-- START --
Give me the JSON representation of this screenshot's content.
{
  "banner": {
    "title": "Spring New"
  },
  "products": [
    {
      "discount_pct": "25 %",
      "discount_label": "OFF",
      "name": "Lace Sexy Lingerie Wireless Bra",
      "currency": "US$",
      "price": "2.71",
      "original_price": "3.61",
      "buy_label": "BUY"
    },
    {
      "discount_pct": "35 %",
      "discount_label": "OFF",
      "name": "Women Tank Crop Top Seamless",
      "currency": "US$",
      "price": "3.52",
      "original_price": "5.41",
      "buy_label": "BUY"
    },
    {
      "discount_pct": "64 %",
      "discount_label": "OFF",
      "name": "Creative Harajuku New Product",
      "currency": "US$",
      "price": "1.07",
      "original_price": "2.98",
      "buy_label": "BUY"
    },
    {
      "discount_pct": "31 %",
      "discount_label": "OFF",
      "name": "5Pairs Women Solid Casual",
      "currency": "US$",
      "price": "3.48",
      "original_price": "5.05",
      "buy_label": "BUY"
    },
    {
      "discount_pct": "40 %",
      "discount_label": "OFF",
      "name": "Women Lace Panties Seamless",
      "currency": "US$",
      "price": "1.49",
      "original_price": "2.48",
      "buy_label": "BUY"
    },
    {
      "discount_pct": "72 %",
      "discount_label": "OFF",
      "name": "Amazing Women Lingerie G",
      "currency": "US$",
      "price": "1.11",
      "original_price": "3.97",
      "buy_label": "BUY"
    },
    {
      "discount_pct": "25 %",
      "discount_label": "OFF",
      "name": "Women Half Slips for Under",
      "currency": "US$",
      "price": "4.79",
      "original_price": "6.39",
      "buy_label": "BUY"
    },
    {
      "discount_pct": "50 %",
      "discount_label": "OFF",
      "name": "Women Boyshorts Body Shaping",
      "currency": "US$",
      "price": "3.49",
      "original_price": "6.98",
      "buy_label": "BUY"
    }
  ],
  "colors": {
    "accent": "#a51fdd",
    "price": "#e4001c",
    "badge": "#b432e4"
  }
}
-- END --
* INSTRUCTIONS FOR THE TASK *
Extract each line of the material exactly as it stands.

* REPLY TO THE TASK *
Give me the JSON representation of this screenshot's content.
{
  "banner": {
    "title": "Spring New"
  },
  "products": [
    {
      "discount_pct": "25 %",
      "discount_label": "OFF",
      "name": "Lace Sexy Lingerie Wireless Bra",
      "currency": "US$",
      "price": "2.71",
      "original_price": "3.61",
      "buy_label": "BUY"
    },
    {
      "discount_pct": "35 %",
      "discount_label": "OFF",
      "name": "Women Tank Crop Top Seamless",
      "currency": "US$",
      "price": "3.52",
      "original_price": "5.41",
      "buy_label": "BUY"
    },
    {
      "discount_pct": "64 %",
      "discount_label": "OFF",
      "name": "Creative Harajuku New Product",
      "currency": "US$",
      "price": "1.07",
      "original_price": "2.98",
      "buy_label": "BUY"
    },
    {
      "discount_pct": "31 %",
      "discount_label": "OFF",
      "name": "5Pairs Women Solid Casual",
      "currency": "US$",
      "price": "3.48",
      "original_price": "5.05",
      "buy_label": "BUY"
    },
    {
      "discount_pct": "40 %",
      "discount_label": "OFF",
      "name": "Women Lace Panties Seamless",
      "currency": "US$",
      "price": "1.49",
      "original_price": "2.48",
      "buy_label": "BUY"
    },
    {
      "discount_pct": "72 %",
      "discount_label": "OFF",
      "name": "Amazing Women Lingerie G",
      "currency": "US$",
      "price": "1.11",
      "original_price": "3.97",
      "buy_label": "BUY"
    },
    {
      "discount_pct": "25 %",
      "discount_label": "OFF",
      "name": "Women Half Slips for Under",
      "currency": "US$",
      "price": "4.79",
      "original_price": "6.39",
      "buy_label": "BUY"
    },
    {
      "discount_pct": "50 %",
      "discount_label": "OFF",
      "name": "Women Boyshorts Body Shaping",
      "currency": "US$",
      "price": "3.49",
      "original_price": "6.98",
      "buy_label": "BUY"
    }
  ],
  "colors": {
    "accent": "#a51fdd",
    "price": "#e4001c",
    "badge": "#b432e4"
  }
}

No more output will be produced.